▶ **TASK PROMPT**
From the records below, extract all the text exactly and leave the images behind.

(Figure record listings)
==============================
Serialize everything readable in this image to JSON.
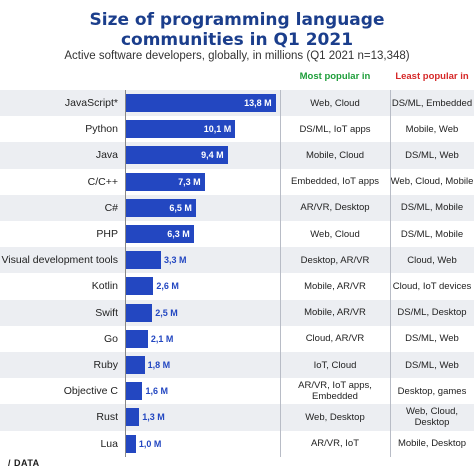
{
  "chart_data": {
    "type": "bar",
    "orientation": "horizontal",
    "title": "Size of programming language communities in Q1 2021",
    "subtitle": "Active software developers, globally, in millions (Q1 2021 n=13,348)",
    "categories": [
      "JavaScript*",
      "Python",
      "Java",
      "C/C++",
      "C#",
      "PHP",
      "Visual development tools",
      "Kotlin",
      "Swift",
      "Go",
      "Ruby",
      "Objective C",
      "Rust",
      "Lua"
    ],
    "values": [
      13.8,
      10.1,
      9.4,
      7.3,
      6.5,
      6.3,
      3.3,
      2.6,
      2.5,
      2.1,
      1.8,
      1.6,
      1.3,
      1.0
    ],
    "value_labels": [
      "13,8 M",
      "10,1 M",
      "9,4 M",
      "7,3 M",
      "6,5 M",
      "6,3 M",
      "3,3 M",
      "2,6 M",
      "2,5 M",
      "2,1 M",
      "1,8 M",
      "1,6 M",
      "1,3 M",
      "1,0 M"
    ],
    "columns": {
      "most_popular_header": "Most popular in",
      "least_popular_header": "Least popular in"
    },
    "most_popular_in": [
      "Web, Cloud",
      "DS/ML, IoT apps",
      "Mobile, Cloud",
      "Embedded, IoT apps",
      "AR/VR, Desktop",
      "Web, Cloud",
      "Desktop, AR/VR",
      "Mobile, AR/VR",
      "Mobile, AR/VR",
      "Cloud, AR/VR",
      "IoT, Cloud",
      "AR/VR, IoT apps, Embedded",
      "Web, Desktop",
      "AR/VR, IoT"
    ],
    "least_popular_in": [
      "DS/ML, Embedded",
      "Mobile, Web",
      "DS/ML, Web",
      "Web, Cloud, Mobile",
      "DS/ML, Mobile",
      "DS/ML, Mobile",
      "Cloud, Web",
      "Cloud, IoT devices",
      "DS/ML, Desktop",
      "DS/ML, Web",
      "DS/ML, Web",
      "Desktop, games",
      "Web, Cloud, Desktop",
      "Mobile, Desktop"
    ],
    "colors": {
      "bar": "#2347c1",
      "title": "#1b3e8c",
      "most_header": "#1e9e3a",
      "least_header": "#d62828",
      "row_alt": "#eceef2"
    }
  },
  "footer": {
    "logo_text": "/ DATA"
  }
}
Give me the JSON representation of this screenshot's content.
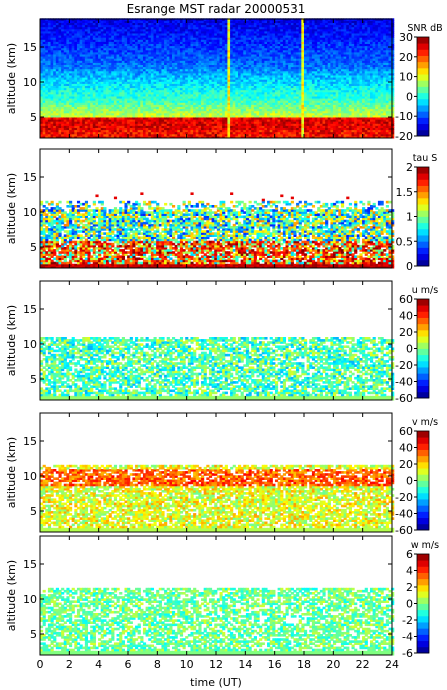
{
  "title": "Esrange MST radar 20000531",
  "xlabel": "time (UT)",
  "chart_data": [
    {
      "type": "heatmap",
      "name": "snr",
      "title": "Esrange MST radar 20000531",
      "ylabel": "altitude (km)",
      "xlabel": "",
      "xlim": [
        0,
        24
      ],
      "ylim": [
        2,
        19
      ],
      "x_ticks": [
        0,
        2,
        4,
        6,
        8,
        10,
        12,
        14,
        16,
        18,
        20,
        22,
        24
      ],
      "y_ticks": [
        5,
        10,
        15
      ],
      "colorbar": {
        "label": "SNR dB",
        "range": [
          -20,
          30
        ],
        "ticks": [
          -20,
          -10,
          0,
          10,
          20,
          30
        ]
      }
    },
    {
      "type": "heatmap",
      "name": "tau",
      "ylabel": "altitude (km)",
      "xlabel": "",
      "xlim": [
        0,
        24
      ],
      "ylim": [
        2,
        19
      ],
      "x_ticks": [
        0,
        2,
        4,
        6,
        8,
        10,
        12,
        14,
        16,
        18,
        20,
        22,
        24
      ],
      "y_ticks": [
        5,
        10,
        15
      ],
      "colorbar": {
        "label": "tau S",
        "range": [
          0,
          2
        ],
        "ticks": [
          0,
          0.5,
          1,
          1.5,
          2
        ]
      }
    },
    {
      "type": "heatmap",
      "name": "u",
      "ylabel": "altitude (km)",
      "xlabel": "",
      "xlim": [
        0,
        24
      ],
      "ylim": [
        2,
        19
      ],
      "x_ticks": [
        0,
        2,
        4,
        6,
        8,
        10,
        12,
        14,
        16,
        18,
        20,
        22,
        24
      ],
      "y_ticks": [
        5,
        10,
        15
      ],
      "colorbar": {
        "label": "u m/s",
        "range": [
          -60,
          60
        ],
        "ticks": [
          -60,
          -40,
          -20,
          0,
          20,
          40,
          60
        ]
      }
    },
    {
      "type": "heatmap",
      "name": "v",
      "ylabel": "altitude (km)",
      "xlabel": "",
      "xlim": [
        0,
        24
      ],
      "ylim": [
        2,
        19
      ],
      "x_ticks": [
        0,
        2,
        4,
        6,
        8,
        10,
        12,
        14,
        16,
        18,
        20,
        22,
        24
      ],
      "y_ticks": [
        5,
        10,
        15
      ],
      "colorbar": {
        "label": "v m/s",
        "range": [
          -60,
          60
        ],
        "ticks": [
          -60,
          -40,
          -20,
          0,
          20,
          40,
          60
        ]
      }
    },
    {
      "type": "heatmap",
      "name": "w",
      "ylabel": "altitude (km)",
      "xlabel": "time (UT)",
      "xlim": [
        0,
        24
      ],
      "ylim": [
        2,
        19
      ],
      "x_ticks": [
        0,
        2,
        4,
        6,
        8,
        10,
        12,
        14,
        16,
        18,
        20,
        22,
        24
      ],
      "y_ticks": [
        5,
        10,
        15
      ],
      "colorbar": {
        "label": "w m/s",
        "range": [
          -6,
          6
        ],
        "ticks": [
          -6,
          -4,
          -2,
          0,
          2,
          4,
          6
        ]
      }
    }
  ]
}
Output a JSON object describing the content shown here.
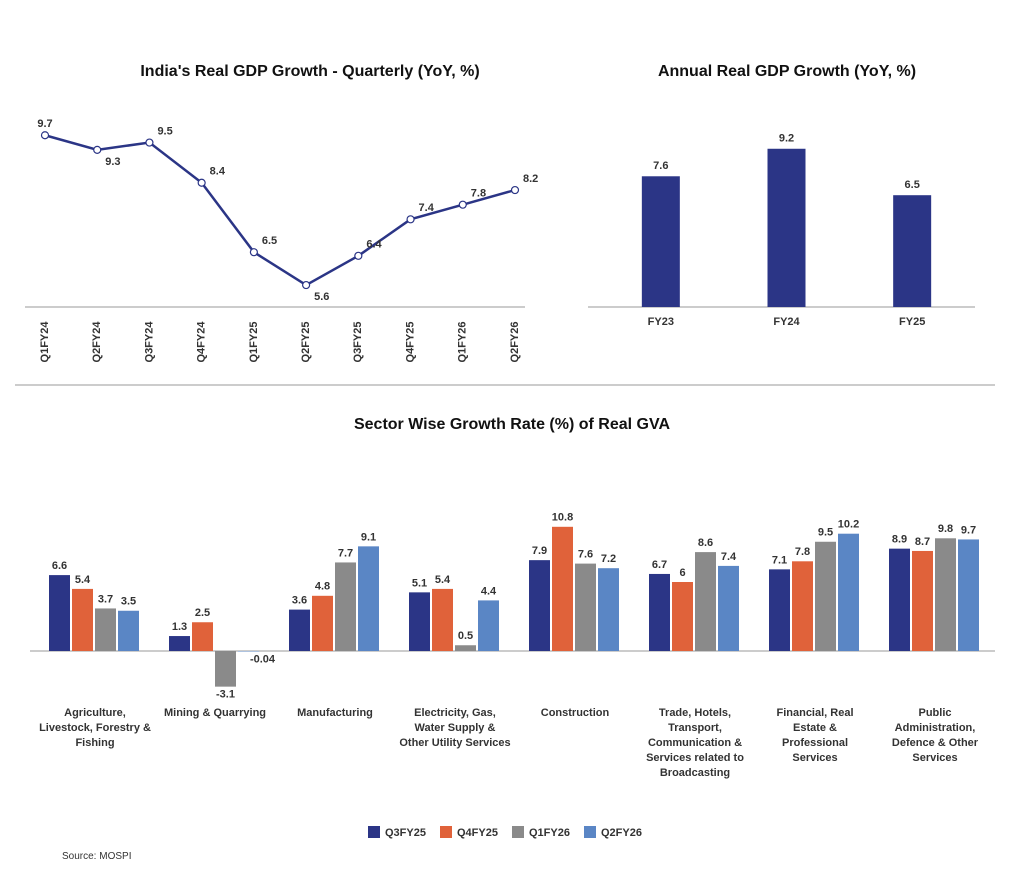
==============================
▶ **ANSWER BELOW**
Serialize everything readable in this image to JSON.
{
  "chart_data": {
    "type": "bar",
    "orientation": "horizontal",
    "title": "Size of programming language communities in Q1 2021",
    "subtitle": "Active software developers, globally, in millions (Q1 2021 n=13,348)",
    "categories": [
      "JavaScript*",
      "Python",
      "Java",
      "C/C++",
      "C#",
      "PHP",
      "Visual development tools",
      "Kotlin",
      "Swift",
      "Go",
      "Ruby",
      "Objective C",
      "Rust",
      "Lua"
    ],
    "values": [
      13.8,
      10.1,
      9.4,
      7.3,
      6.5,
      6.3,
      3.3,
      2.6,
      2.5,
      2.1,
      1.8,
      1.6,
      1.3,
      1.0
    ],
    "value_labels": [
      "13,8 M",
      "10,1 M",
      "9,4 M",
      "7,3 M",
      "6,5 M",
      "6,3 M",
      "3,3 M",
      "2,6 M",
      "2,5 M",
      "2,1 M",
      "1,8 M",
      "1,6 M",
      "1,3 M",
      "1,0 M"
    ],
    "columns": {
      "most_popular_header": "Most popular in",
      "least_popular_header": "Least popular in"
    },
    "most_popular_in": [
      "Web, Cloud",
      "DS/ML, IoT apps",
      "Mobile, Cloud",
      "Embedded, IoT apps",
      "AR/VR, Desktop",
      "Web, Cloud",
      "Desktop, AR/VR",
      "Mobile, AR/VR",
      "Mobile, AR/VR",
      "Cloud, AR/VR",
      "IoT, Cloud",
      "AR/VR, IoT apps, Embedded",
      "Web, Desktop",
      "AR/VR, IoT"
    ],
    "least_popular_in": [
      "DS/ML, Embedded",
      "Mobile, Web",
      "DS/ML, Web",
      "Web, Cloud, Mobile",
      "DS/ML, Mobile",
      "DS/ML, Mobile",
      "Cloud, Web",
      "Cloud, IoT devices",
      "DS/ML, Desktop",
      "DS/ML, Web",
      "DS/ML, Web",
      "Desktop, games",
      "Web, Cloud, Desktop",
      "Mobile, Desktop"
    ],
    "colors": {
      "bar": "#2347c1",
      "title": "#1b3e8c",
      "most_header": "#1e9e3a",
      "least_header": "#d62828",
      "row_alt": "#eceef2"
    }
  },
  "footer": {
    "logo_text": "/ DATA"
  }
}
Give me the JSON representation of this screenshot's content.
{
  "title": "Esrange MST radar 20000531",
  "xlabel": "time (UT)",
  "chart_data": [
    {
      "type": "heatmap",
      "name": "snr",
      "title": "Esrange MST radar 20000531",
      "ylabel": "altitude (km)",
      "xlabel": "",
      "xlim": [
        0,
        24
      ],
      "ylim": [
        2,
        19
      ],
      "x_ticks": [
        0,
        2,
        4,
        6,
        8,
        10,
        12,
        14,
        16,
        18,
        20,
        22,
        24
      ],
      "y_ticks": [
        5,
        10,
        15
      ],
      "colorbar": {
        "label": "SNR dB",
        "range": [
          -20,
          30
        ],
        "ticks": [
          -20,
          -10,
          0,
          10,
          20,
          30
        ]
      }
    },
    {
      "type": "heatmap",
      "name": "tau",
      "ylabel": "altitude (km)",
      "xlabel": "",
      "xlim": [
        0,
        24
      ],
      "ylim": [
        2,
        19
      ],
      "x_ticks": [
        0,
        2,
        4,
        6,
        8,
        10,
        12,
        14,
        16,
        18,
        20,
        22,
        24
      ],
      "y_ticks": [
        5,
        10,
        15
      ],
      "colorbar": {
        "label": "tau S",
        "range": [
          0,
          2
        ],
        "ticks": [
          0,
          0.5,
          1,
          1.5,
          2
        ]
      }
    },
    {
      "type": "heatmap",
      "name": "u",
      "ylabel": "altitude (km)",
      "xlabel": "",
      "xlim": [
        0,
        24
      ],
      "ylim": [
        2,
        19
      ],
      "x_ticks": [
        0,
        2,
        4,
        6,
        8,
        10,
        12,
        14,
        16,
        18,
        20,
        22,
        24
      ],
      "y_ticks": [
        5,
        10,
        15
      ],
      "colorbar": {
        "label": "u m/s",
        "range": [
          -60,
          60
        ],
        "ticks": [
          -60,
          -40,
          -20,
          0,
          20,
          40,
          60
        ]
      }
    },
    {
      "type": "heatmap",
      "name": "v",
      "ylabel": "altitude (km)",
      "xlabel": "",
      "xlim": [
        0,
        24
      ],
      "ylim": [
        2,
        19
      ],
      "x_ticks": [
        0,
        2,
        4,
        6,
        8,
        10,
        12,
        14,
        16,
        18,
        20,
        22,
        24
      ],
      "y_ticks": [
        5,
        10,
        15
      ],
      "colorbar": {
        "label": "v m/s",
        "range": [
          -60,
          60
        ],
        "ticks": [
          -60,
          -40,
          -20,
          0,
          20,
          40,
          60
        ]
      }
    },
    {
      "type": "heatmap",
      "name": "w",
      "ylabel": "altitude (km)",
      "xlabel": "time (UT)",
      "xlim": [
        0,
        24
      ],
      "ylim": [
        2,
        19
      ],
      "x_ticks": [
        0,
        2,
        4,
        6,
        8,
        10,
        12,
        14,
        16,
        18,
        20,
        22,
        24
      ],
      "y_ticks": [
        5,
        10,
        15
      ],
      "colorbar": {
        "label": "w m/s",
        "range": [
          -6,
          6
        ],
        "ticks": [
          -6,
          -4,
          -2,
          0,
          2,
          4,
          6
        ]
      }
    }
  ]
}
Output a JSON object describing the content shown here.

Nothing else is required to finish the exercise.